### [Exercise aim]
Render the lines of the listing starting at the line containing "mp-row: ♦ 精力" and ending at the line containing "divider bbox=[271, 296, 658, 297]" as a numbered list, omitting any blank lines.

### [Stored rows]
************
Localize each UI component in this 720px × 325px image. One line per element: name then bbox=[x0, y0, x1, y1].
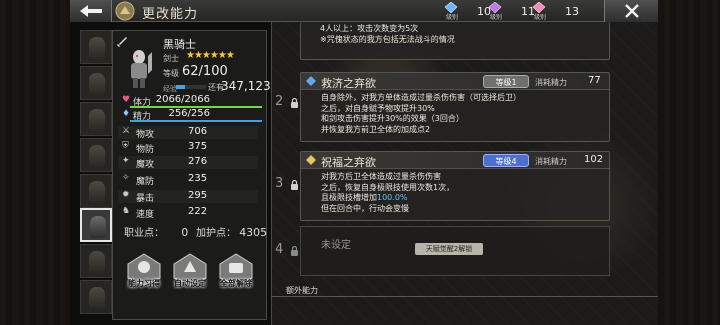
mp-row: ♦ 精力 256/256 bbox=[118, 108, 264, 122]
mp-cost-value: 77 bbox=[588, 75, 601, 86]
mp-cost-value: 102 bbox=[584, 154, 604, 165]
party-portrait-selected[interactable] bbox=[80, 208, 112, 242]
ability-description: 自身除外，对我方单体造成过量杀伤伤害（可选择后卫） 之后，对自身赋予物攻提升30… bbox=[321, 93, 521, 134]
lock-icon[interactable] bbox=[290, 180, 299, 190]
right-frame bbox=[658, 0, 720, 325]
hp-row: ♥ 体力 2066/2066 bbox=[118, 94, 264, 108]
party-portrait[interactable] bbox=[80, 280, 112, 314]
divider bbox=[271, 296, 658, 297]
exp-label: 经验 bbox=[163, 85, 177, 93]
party-portrait-list bbox=[80, 30, 112, 325]
party-portrait[interactable] bbox=[80, 174, 112, 208]
party-portrait[interactable] bbox=[80, 30, 112, 64]
job-points: 职业点： 0 bbox=[124, 226, 189, 239]
learn-ability-button[interactable]: 能力习得 bbox=[124, 252, 164, 290]
magic-defense-icon: ✧ bbox=[122, 173, 130, 183]
ability-slot-locked[interactable]: 未设定 天赋觉醒2解锁 bbox=[300, 226, 610, 276]
back-button[interactable] bbox=[70, 0, 112, 22]
level-value: 62/100 bbox=[182, 64, 228, 79]
bonus-points: 加护点： 4305 bbox=[196, 226, 268, 239]
close-button[interactable] bbox=[604, 0, 658, 22]
unlock-requirement-badge: 天赋觉醒2解锁 bbox=[415, 243, 483, 255]
back-arrow-icon bbox=[80, 5, 102, 17]
boot-icon: ♞ bbox=[122, 206, 131, 216]
left-frame bbox=[0, 0, 70, 325]
ability-card[interactable]: 救济之弃欲 等级1 消耗精力 77 自身除外，对我方单体造成过量杀伤伤害（可选择… bbox=[300, 72, 610, 142]
party-portrait[interactable] bbox=[80, 66, 112, 100]
sword-class-icon bbox=[117, 37, 127, 47]
auto-set-button[interactable]: 自动设定 bbox=[170, 252, 210, 290]
ability-name: 祝福之弃欲 bbox=[321, 156, 376, 169]
character-job: 剑士 bbox=[163, 54, 179, 63]
lock-icon bbox=[291, 246, 298, 256]
shield-icon: ⛨ bbox=[122, 141, 129, 151]
exp-bar bbox=[176, 85, 206, 89]
ability-icon bbox=[306, 155, 316, 165]
stat-row: ✹ 暴击 295 bbox=[118, 190, 258, 204]
ability-description: 对我方后卫全体造成过量杀伤伤害 之后，恢复自身极限技使用次数1次， 且极限技槽增… bbox=[321, 172, 455, 213]
slot-number: 2 bbox=[275, 94, 284, 109]
close-icon bbox=[625, 4, 639, 18]
mp-cost-label: 消耗精力 bbox=[535, 78, 567, 87]
ability-icon bbox=[306, 76, 316, 86]
previous-ability-description: 4人以上：攻击次数变为5次 ※咒傀状态的我方包括无法战斗的情况 bbox=[320, 24, 455, 44]
stat-row: ⛨ 物防 375 bbox=[122, 141, 208, 155]
character-sprite bbox=[131, 50, 152, 88]
resource-pink: 级别 13 bbox=[526, 1, 579, 21]
party-portrait[interactable] bbox=[80, 138, 112, 172]
ability-emblem-icon bbox=[115, 1, 135, 21]
extra-abilities-label: 额外能力 bbox=[286, 286, 318, 295]
stat-row: ♞ 速度 222 bbox=[122, 206, 208, 220]
exp-remaining: 347,123 bbox=[221, 79, 271, 93]
screen: 更改能力 级别 10 级别 11 级别 13 黑骑士 剑士 ★★★★★★ 等级 … bbox=[0, 0, 720, 325]
slot-number: 3 bbox=[275, 176, 284, 191]
unequip-all-button[interactable]: 全部解除 bbox=[216, 252, 256, 290]
resource-count: 13 bbox=[565, 4, 579, 18]
mp-bar bbox=[130, 120, 262, 122]
crit-icon: ✹ bbox=[122, 190, 130, 200]
mp-cost-label: 消耗精力 bbox=[535, 157, 567, 166]
slot-number: 4 bbox=[275, 242, 284, 257]
lock-icon[interactable] bbox=[290, 98, 299, 108]
ability-card[interactable]: 祝福之弃欲 等级4 消耗精力 102 对我方后卫全体造成过量杀伤伤害 之后，恢复… bbox=[300, 151, 610, 221]
party-portrait[interactable] bbox=[80, 244, 112, 278]
ability-level-badge: 等级4 bbox=[483, 154, 529, 167]
ability-name: 救济之弃欲 bbox=[321, 77, 376, 90]
droplet-icon: ♦ bbox=[122, 109, 131, 119]
stat-row: ✧ 魔防 235 bbox=[122, 173, 208, 187]
level-label: 等级 bbox=[163, 69, 179, 78]
unset-label: 未设定 bbox=[321, 240, 351, 251]
page-title: 更改能力 bbox=[142, 7, 199, 22]
stat-row: ⚔ 物攻 706 bbox=[118, 126, 258, 140]
mp-value: 256/256 bbox=[168, 108, 210, 119]
party-portrait[interactable] bbox=[80, 102, 112, 136]
sword-icon: ⚔ bbox=[122, 126, 131, 136]
rarity-stars: ★★★★★★ bbox=[186, 50, 235, 61]
hp-value: 2066/2066 bbox=[155, 94, 210, 105]
magic-attack-icon: ✦ bbox=[122, 156, 130, 166]
stat-row: ✦ 魔攻 276 bbox=[118, 156, 258, 170]
heart-icon: ♥ bbox=[122, 95, 131, 105]
ability-level-badge: 等级1 bbox=[483, 75, 529, 88]
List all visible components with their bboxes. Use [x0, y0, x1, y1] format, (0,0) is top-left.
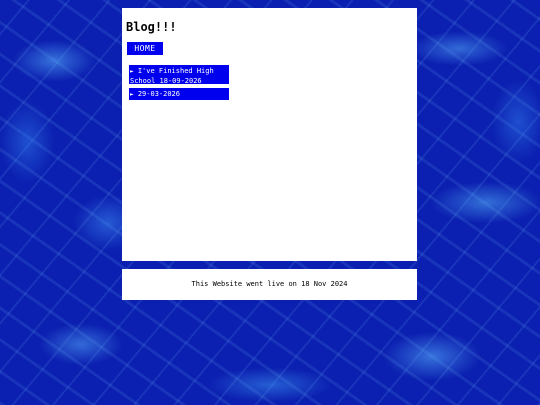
footer-text: This Website went live on 18 Nov 2024 [191, 280, 348, 288]
page-title: Blog!!! [126, 20, 177, 34]
blog-post-title: I've Finished High School 18-09-2026 [130, 67, 214, 85]
blog-post-link[interactable]: ► 29-03-2026 [129, 88, 229, 100]
home-button[interactable]: HOME [127, 42, 163, 55]
blog-post-link[interactable]: ► I've Finished High School 18-09-2026 [129, 65, 229, 85]
triangle-right-icon: ► [130, 91, 134, 98]
main-content-panel: Blog!!! HOME ► I've Finished High School… [122, 8, 417, 261]
footer: This Website went live on 18 Nov 2024 [122, 269, 417, 300]
triangle-right-icon: ► [130, 68, 134, 75]
blog-post-title: 29-03-2026 [137, 90, 180, 98]
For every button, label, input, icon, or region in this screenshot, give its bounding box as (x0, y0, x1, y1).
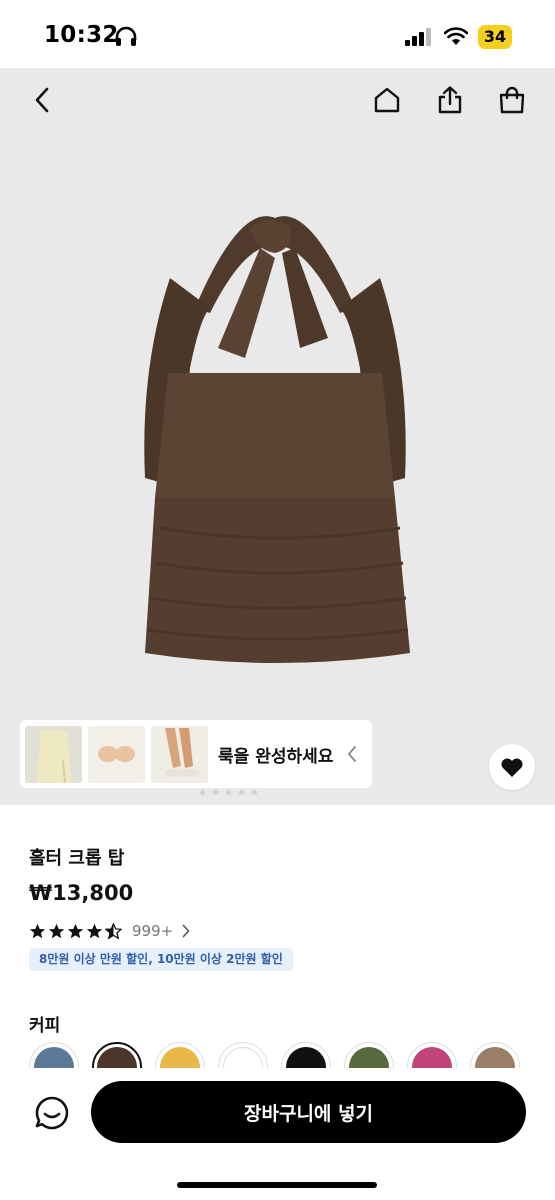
************
### [Output of the task]
1. mp-row: ♦ 精力 256/256 bbox=[118, 108, 264, 122]
2. mp-cost-value: 77 bbox=[588, 75, 601, 86]
3. mp-cost-value: 102 bbox=[584, 154, 604, 165]
4. party-portrait-selected[interactable] bbox=[80, 208, 112, 242]
5. ability-description: 自身除外，对我方单体造成过量杀伤伤害（可选择后卫） 之后，对自身赋予物攻提升30… bbox=[321, 93, 521, 134]
6. lock-icon[interactable] bbox=[290, 180, 299, 190]
7. right-frame bbox=[658, 0, 720, 325]
8. hp-row: ♥ 体力 2066/2066 bbox=[118, 94, 264, 108]
9. party-portrait[interactable] bbox=[80, 280, 112, 314]
10. divider bbox=[271, 296, 658, 297]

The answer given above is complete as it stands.